#### Provided entries

•••••

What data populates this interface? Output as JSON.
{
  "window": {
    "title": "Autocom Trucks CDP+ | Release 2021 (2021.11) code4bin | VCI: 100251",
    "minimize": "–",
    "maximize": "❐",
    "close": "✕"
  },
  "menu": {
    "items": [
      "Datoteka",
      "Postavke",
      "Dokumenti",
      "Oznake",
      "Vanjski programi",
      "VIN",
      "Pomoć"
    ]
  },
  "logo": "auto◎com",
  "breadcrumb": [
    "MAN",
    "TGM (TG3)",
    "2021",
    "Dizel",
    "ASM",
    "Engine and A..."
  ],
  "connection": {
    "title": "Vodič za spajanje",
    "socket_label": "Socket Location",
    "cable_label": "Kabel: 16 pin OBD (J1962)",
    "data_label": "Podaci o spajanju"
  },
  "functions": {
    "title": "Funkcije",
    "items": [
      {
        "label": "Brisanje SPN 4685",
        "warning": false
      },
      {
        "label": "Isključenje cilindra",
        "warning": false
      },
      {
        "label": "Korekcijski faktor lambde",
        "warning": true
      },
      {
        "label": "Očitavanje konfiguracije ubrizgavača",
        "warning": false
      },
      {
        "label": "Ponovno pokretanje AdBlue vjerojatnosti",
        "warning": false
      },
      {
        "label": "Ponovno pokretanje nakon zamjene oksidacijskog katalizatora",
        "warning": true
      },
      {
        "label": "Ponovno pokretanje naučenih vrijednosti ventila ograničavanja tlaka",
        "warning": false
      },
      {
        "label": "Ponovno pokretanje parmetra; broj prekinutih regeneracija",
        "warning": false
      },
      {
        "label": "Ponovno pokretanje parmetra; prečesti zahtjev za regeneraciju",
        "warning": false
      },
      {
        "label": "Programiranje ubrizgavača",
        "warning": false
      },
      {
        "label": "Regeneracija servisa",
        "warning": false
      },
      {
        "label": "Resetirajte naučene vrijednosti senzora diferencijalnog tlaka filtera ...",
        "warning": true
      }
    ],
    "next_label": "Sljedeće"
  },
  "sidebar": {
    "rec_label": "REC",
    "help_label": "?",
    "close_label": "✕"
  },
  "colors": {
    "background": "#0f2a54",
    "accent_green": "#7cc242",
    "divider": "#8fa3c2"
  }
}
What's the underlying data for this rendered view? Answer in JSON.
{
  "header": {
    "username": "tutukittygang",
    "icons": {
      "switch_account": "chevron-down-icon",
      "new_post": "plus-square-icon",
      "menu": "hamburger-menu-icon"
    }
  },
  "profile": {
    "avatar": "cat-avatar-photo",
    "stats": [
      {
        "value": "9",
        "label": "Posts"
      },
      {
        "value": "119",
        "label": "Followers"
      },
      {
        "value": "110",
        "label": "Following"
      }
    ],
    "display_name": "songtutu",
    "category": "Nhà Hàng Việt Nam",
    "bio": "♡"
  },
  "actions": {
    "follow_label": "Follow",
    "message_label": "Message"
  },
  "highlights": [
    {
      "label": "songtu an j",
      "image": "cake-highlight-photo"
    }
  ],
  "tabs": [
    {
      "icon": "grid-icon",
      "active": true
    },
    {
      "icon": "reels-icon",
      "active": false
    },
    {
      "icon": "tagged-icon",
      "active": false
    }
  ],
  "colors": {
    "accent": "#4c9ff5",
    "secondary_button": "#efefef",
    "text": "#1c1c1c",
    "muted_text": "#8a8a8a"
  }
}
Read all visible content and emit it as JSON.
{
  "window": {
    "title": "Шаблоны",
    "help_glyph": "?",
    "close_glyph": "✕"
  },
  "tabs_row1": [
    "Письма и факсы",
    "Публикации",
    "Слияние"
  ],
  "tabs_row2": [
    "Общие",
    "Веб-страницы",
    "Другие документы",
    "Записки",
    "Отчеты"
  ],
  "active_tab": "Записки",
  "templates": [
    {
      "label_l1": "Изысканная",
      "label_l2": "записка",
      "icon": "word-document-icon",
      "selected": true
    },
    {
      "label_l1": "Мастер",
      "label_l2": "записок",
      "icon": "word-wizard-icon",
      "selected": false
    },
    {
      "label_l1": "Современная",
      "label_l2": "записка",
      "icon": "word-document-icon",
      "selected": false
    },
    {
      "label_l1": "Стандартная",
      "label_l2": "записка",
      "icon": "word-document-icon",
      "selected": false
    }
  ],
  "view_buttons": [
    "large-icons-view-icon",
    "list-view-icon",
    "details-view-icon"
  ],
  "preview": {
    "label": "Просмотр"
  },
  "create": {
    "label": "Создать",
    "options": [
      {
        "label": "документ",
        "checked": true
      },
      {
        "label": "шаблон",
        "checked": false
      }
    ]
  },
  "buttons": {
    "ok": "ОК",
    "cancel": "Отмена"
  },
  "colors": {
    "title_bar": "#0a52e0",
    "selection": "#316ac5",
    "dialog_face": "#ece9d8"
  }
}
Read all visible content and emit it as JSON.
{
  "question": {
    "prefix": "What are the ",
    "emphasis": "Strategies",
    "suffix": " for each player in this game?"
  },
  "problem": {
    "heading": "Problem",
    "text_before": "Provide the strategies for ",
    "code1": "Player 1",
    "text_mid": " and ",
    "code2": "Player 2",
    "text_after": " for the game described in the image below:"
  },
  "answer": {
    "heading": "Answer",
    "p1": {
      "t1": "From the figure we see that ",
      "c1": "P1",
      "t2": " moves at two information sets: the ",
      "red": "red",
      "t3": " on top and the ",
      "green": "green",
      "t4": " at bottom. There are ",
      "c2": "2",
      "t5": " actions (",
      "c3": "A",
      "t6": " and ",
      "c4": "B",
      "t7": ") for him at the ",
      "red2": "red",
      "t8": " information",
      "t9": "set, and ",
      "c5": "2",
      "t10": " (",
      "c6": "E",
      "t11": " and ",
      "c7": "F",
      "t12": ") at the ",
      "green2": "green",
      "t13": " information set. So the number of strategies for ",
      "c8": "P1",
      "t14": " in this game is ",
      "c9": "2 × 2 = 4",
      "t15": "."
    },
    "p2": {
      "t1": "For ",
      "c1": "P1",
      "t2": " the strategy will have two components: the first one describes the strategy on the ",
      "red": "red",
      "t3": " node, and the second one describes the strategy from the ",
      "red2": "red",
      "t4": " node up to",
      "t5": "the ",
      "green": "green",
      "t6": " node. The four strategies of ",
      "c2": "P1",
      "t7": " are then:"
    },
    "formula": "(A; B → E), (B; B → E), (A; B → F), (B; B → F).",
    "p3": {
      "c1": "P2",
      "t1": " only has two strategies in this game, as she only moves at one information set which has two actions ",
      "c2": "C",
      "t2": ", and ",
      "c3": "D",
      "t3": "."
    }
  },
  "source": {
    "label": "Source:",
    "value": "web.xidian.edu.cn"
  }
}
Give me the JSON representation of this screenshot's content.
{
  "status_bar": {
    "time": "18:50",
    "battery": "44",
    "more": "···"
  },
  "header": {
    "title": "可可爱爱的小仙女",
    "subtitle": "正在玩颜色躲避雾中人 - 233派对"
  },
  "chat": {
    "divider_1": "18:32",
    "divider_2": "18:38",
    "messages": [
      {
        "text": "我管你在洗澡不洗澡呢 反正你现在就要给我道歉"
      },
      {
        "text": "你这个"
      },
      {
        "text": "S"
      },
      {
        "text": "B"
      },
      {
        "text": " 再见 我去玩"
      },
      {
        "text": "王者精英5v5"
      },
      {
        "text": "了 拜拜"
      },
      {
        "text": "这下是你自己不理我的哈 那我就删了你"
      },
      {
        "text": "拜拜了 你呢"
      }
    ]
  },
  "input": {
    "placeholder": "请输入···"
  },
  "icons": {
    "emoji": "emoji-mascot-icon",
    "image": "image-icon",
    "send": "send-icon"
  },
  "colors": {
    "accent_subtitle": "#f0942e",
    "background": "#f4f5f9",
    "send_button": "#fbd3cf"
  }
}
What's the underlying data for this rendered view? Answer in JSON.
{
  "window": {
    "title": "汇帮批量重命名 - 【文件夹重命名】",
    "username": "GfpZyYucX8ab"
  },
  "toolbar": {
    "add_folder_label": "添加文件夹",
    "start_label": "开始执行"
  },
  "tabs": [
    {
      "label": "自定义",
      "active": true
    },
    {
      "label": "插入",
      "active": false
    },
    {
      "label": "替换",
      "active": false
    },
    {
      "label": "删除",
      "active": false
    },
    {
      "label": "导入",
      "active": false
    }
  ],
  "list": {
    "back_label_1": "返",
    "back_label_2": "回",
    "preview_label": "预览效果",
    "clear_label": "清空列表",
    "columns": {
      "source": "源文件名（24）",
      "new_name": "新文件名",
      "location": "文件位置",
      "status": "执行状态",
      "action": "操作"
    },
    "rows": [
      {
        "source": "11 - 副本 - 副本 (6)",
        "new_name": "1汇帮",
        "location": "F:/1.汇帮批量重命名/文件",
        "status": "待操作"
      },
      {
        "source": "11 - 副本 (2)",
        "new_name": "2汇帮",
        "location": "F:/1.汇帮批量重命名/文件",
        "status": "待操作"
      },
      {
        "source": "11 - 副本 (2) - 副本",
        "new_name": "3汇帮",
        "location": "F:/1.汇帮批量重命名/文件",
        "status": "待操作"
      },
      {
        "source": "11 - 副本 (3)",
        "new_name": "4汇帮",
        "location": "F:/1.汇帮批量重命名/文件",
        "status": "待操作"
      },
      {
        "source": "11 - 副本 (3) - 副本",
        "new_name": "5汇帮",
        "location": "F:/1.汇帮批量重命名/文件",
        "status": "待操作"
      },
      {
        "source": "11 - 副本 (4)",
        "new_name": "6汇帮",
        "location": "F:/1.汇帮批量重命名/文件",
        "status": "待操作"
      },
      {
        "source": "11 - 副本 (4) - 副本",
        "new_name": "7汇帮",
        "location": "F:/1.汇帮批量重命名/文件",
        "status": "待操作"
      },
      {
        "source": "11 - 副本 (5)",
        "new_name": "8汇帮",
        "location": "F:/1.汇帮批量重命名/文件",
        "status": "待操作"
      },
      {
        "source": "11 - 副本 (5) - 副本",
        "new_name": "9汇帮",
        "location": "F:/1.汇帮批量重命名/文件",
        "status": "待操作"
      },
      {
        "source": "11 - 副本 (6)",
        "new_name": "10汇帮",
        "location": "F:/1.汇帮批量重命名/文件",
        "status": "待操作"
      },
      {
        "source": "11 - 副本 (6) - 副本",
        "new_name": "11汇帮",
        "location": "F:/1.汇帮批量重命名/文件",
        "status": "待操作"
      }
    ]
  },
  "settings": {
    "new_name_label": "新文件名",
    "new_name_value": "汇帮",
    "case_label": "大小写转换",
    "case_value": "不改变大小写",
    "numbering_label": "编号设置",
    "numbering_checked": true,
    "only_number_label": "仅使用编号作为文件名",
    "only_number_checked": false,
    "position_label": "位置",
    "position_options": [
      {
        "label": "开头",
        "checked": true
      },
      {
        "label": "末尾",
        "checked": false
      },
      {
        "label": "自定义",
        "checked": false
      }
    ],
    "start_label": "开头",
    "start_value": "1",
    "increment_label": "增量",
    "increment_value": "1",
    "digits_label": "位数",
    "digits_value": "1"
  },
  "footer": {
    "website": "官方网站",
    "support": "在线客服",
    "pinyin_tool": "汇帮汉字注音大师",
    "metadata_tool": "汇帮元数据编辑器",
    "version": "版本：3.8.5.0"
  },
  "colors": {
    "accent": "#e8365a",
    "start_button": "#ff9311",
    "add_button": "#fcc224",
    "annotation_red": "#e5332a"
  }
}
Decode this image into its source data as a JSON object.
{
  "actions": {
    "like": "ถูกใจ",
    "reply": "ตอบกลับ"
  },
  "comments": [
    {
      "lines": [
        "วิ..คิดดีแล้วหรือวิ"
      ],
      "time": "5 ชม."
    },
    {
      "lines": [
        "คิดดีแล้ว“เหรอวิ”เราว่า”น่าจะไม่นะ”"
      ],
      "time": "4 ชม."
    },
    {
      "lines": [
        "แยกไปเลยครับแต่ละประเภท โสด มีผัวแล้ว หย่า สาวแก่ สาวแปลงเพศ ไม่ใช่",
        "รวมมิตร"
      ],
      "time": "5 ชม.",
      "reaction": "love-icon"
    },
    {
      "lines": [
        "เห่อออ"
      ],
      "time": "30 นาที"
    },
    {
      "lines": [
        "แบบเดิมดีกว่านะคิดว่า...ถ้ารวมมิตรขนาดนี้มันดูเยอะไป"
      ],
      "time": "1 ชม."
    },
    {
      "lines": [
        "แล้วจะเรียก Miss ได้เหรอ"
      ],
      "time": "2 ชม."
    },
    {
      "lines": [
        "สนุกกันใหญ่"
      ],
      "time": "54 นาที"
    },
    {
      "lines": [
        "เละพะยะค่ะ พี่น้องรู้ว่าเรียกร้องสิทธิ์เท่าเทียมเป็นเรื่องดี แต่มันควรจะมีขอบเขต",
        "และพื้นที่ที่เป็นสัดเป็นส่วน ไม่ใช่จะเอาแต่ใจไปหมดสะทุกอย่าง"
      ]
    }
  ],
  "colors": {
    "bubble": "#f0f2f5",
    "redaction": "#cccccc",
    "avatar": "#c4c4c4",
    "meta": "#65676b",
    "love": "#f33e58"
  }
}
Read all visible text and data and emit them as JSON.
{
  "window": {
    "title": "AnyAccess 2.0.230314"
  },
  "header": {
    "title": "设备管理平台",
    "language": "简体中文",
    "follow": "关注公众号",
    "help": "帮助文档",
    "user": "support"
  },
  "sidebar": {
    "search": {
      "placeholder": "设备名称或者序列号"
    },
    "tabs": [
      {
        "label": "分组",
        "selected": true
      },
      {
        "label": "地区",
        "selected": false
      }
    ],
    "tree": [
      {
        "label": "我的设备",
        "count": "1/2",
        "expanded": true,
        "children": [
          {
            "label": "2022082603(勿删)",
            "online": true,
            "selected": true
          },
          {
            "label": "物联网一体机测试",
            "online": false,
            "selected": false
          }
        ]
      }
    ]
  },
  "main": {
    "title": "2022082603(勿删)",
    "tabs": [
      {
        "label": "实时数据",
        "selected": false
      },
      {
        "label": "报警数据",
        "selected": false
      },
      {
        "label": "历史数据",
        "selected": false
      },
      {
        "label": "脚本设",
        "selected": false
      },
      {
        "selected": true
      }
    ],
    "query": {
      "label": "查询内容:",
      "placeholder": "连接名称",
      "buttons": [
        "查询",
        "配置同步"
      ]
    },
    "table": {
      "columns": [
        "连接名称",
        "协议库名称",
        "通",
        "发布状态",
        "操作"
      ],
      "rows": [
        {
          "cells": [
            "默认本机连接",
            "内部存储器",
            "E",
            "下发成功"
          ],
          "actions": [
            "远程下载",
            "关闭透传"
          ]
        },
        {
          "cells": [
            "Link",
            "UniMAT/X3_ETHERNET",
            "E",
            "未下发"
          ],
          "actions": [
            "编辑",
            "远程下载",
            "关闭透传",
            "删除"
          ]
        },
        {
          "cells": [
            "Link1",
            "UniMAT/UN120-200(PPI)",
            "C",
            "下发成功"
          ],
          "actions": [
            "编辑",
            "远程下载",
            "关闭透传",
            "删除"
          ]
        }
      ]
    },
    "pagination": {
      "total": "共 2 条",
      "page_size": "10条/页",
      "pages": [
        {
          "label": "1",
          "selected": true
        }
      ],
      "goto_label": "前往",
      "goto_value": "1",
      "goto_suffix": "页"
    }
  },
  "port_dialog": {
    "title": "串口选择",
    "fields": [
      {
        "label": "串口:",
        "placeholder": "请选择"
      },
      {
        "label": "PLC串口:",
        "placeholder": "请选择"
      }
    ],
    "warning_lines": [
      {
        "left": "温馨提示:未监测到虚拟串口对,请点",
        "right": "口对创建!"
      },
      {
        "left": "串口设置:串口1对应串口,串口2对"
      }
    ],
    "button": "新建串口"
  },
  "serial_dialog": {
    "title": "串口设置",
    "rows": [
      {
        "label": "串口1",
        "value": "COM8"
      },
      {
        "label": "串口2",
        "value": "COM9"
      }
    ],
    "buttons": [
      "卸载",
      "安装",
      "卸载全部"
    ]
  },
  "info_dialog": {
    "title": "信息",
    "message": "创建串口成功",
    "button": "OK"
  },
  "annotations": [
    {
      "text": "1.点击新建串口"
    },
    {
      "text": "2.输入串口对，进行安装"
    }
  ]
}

•••••

#### Problem
Report how many lines of the preceding records include "information". Output the number only.

#### Output of the task
4